■ **EXERCISE BRIEF**
Write out all the material exactly. Leave nothing out.

==== PROVIDED MATERIAL

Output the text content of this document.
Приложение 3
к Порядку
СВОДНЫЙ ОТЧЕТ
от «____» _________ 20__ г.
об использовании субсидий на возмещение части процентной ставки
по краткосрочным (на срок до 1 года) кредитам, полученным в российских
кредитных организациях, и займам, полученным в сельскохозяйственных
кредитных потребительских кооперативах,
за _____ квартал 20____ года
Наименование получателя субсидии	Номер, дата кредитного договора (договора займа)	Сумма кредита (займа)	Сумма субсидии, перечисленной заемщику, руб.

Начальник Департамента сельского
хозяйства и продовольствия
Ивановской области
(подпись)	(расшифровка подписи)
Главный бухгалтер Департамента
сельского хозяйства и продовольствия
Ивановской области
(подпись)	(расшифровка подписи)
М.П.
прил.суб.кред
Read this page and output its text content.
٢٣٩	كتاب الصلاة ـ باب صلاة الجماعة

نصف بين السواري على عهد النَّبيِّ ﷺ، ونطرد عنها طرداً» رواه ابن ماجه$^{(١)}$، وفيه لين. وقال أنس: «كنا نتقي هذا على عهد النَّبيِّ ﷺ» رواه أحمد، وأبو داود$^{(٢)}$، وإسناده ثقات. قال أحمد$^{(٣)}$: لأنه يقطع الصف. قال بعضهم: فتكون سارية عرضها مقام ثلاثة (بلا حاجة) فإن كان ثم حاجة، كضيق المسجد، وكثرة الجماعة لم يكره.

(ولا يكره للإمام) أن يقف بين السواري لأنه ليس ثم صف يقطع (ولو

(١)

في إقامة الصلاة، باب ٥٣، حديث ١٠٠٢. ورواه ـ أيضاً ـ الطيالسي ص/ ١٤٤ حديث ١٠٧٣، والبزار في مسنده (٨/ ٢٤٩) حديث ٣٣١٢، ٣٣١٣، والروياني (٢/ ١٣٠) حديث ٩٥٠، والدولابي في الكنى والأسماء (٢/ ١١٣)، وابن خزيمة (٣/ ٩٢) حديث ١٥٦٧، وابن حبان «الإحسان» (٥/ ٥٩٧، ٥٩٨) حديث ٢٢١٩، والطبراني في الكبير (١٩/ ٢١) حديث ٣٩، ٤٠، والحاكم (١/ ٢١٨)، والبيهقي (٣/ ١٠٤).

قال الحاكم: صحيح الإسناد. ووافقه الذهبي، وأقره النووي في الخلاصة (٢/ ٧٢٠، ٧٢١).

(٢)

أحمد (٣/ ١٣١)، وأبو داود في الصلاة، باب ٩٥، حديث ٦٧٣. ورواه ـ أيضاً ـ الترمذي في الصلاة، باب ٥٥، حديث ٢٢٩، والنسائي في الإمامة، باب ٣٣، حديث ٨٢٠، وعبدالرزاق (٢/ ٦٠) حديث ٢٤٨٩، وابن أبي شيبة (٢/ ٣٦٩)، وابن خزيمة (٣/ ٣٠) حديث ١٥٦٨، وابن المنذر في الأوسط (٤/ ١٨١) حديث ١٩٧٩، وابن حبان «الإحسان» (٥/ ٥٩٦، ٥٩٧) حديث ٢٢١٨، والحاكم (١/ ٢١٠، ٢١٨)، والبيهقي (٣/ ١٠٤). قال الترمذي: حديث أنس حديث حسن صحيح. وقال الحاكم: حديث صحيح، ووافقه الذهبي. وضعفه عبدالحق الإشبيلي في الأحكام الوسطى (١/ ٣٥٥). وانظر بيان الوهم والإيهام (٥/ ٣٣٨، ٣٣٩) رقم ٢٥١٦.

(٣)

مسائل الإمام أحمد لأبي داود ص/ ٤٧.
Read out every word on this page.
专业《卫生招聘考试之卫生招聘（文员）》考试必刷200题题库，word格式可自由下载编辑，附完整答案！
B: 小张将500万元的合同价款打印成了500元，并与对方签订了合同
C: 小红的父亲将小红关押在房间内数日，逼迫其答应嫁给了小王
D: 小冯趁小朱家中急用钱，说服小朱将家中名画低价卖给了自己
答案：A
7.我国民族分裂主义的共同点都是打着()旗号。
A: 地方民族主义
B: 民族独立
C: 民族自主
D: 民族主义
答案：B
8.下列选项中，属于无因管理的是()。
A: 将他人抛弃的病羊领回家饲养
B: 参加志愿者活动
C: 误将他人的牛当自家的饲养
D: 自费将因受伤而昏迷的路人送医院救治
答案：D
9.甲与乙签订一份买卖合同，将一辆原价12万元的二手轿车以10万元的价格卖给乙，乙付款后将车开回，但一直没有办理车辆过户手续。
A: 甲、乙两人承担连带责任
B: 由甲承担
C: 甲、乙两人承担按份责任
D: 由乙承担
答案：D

========

■ **TASK OUTPUT**
Output the text content of this document.
Приложение 3
к Порядку
СВОДНЫЙ ОТЧЕТ
от «____» _________ 20__ г.
об использовании субсидий на возмещение части процентной ставки
по краткосрочным (на срок до 1 года) кредитам, полученным в российских
кредитных организациях, и займам, полученным в сельскохозяйственных
кредитных потребительских кооперативах,
за _____ квартал 20____ года
Наименование получателя субсидии	Номер, дата кредитного договора (договора займа)	Сумма кредита (займа)	Сумма субсидии, перечисленной заемщику, руб.

Начальник Департамента сельского
хозяйства и продовольствия
Ивановской области
(подпись)	(расшифровка подписи)
Главный бухгалтер Департамента
сельского хозяйства и продовольствия
Ивановской области
(подпись)	(расшифровка подписи)
М.П.
прил.суб.кред
Read this page and output its text content.
٢٣٩	كتاب الصلاة ـ باب صلاة الجماعة

نصف بين السواري على عهد النَّبيِّ ﷺ، ونطرد عنها طرداً» رواه ابن ماجه$^{(١)}$، وفيه لين. وقال أنس: «كنا نتقي هذا على عهد النَّبيِّ ﷺ» رواه أحمد، وأبو داود$^{(٢)}$، وإسناده ثقات. قال أحمد$^{(٣)}$: لأنه يقطع الصف. قال بعضهم: فتكون سارية عرضها مقام ثلاثة (بلا حاجة) فإن كان ثم حاجة، كضيق المسجد، وكثرة الجماعة لم يكره.

(ولا يكره للإمام) أن يقف بين السواري لأنه ليس ثم صف يقطع (ولو

(١)

في إقامة الصلاة، باب ٥٣، حديث ١٠٠٢. ورواه ـ أيضاً ـ الطيالسي ص/ ١٤٤ حديث ١٠٧٣، والبزار في مسنده (٨/ ٢٤٩) حديث ٣٣١٢، ٣٣١٣، والروياني (٢/ ١٣٠) حديث ٩٥٠، والدولابي في الكنى والأسماء (٢/ ١١٣)، وابن خزيمة (٣/ ٩٢) حديث ١٥٦٧، وابن حبان «الإحسان» (٥/ ٥٩٧، ٥٩٨) حديث ٢٢١٩، والطبراني في الكبير (١٩/ ٢١) حديث ٣٩، ٤٠، والحاكم (١/ ٢١٨)، والبيهقي (٣/ ١٠٤).

قال الحاكم: صحيح الإسناد. ووافقه الذهبي، وأقره النووي في الخلاصة (٢/ ٧٢٠، ٧٢١).

(٢)

أحمد (٣/ ١٣١)، وأبو داود في الصلاة، باب ٩٥، حديث ٦٧٣. ورواه ـ أيضاً ـ الترمذي في الصلاة، باب ٥٥، حديث ٢٢٩، والنسائي في الإمامة، باب ٣٣، حديث ٨٢٠، وعبدالرزاق (٢/ ٦٠) حديث ٢٤٨٩، وابن أبي شيبة (٢/ ٣٦٩)، وابن خزيمة (٣/ ٣٠) حديث ١٥٦٨، وابن المنذر في الأوسط (٤/ ١٨١) حديث ١٩٧٩، وابن حبان «الإحسان» (٥/ ٥٩٦، ٥٩٧) حديث ٢٢١٨، والحاكم (١/ ٢١٠، ٢١٨)، والبيهقي (٣/ ١٠٤). قال الترمذي: حديث أنس حديث حسن صحيح. وقال الحاكم: حديث صحيح، ووافقه الذهبي. وضعفه عبدالحق الإشبيلي في الأحكام الوسطى (١/ ٣٥٥). وانظر بيان الوهم والإيهام (٥/ ٣٣٨، ٣٣٩) رقم ٢٥١٦.

(٣)

مسائل الإمام أحمد لأبي داود ص/ ٤٧.
Read out every word on this page.
专业《卫生招聘考试之卫生招聘（文员）》考试必刷200题题库，word格式可自由下载编辑，附完整答案！
B: 小张将500万元的合同价款打印成了500元，并与对方签订了合同
C: 小红的父亲将小红关押在房间内数日，逼迫其答应嫁给了小王
D: 小冯趁小朱家中急用钱，说服小朱将家中名画低价卖给了自己
答案：A
7.我国民族分裂主义的共同点都是打着()旗号。
A: 地方民族主义
B: 民族独立
C: 民族自主
D: 民族主义
答案：B
8.下列选项中，属于无因管理的是()。
A: 将他人抛弃的病羊领回家饲养
B: 参加志愿者活动
C: 误将他人的牛当自家的饲养
D: 自费将因受伤而昏迷的路人送医院救治
答案：D
9.甲与乙签订一份买卖合同，将一辆原价12万元的二手轿车以10万元的价格卖给乙，乙付款后将车开回，但一直没有办理车辆过户手续。
A: 甲、乙两人承担连带责任
B: 由甲承担
C: 甲、乙两人承担按份责任
D: 由乙承担
答案：D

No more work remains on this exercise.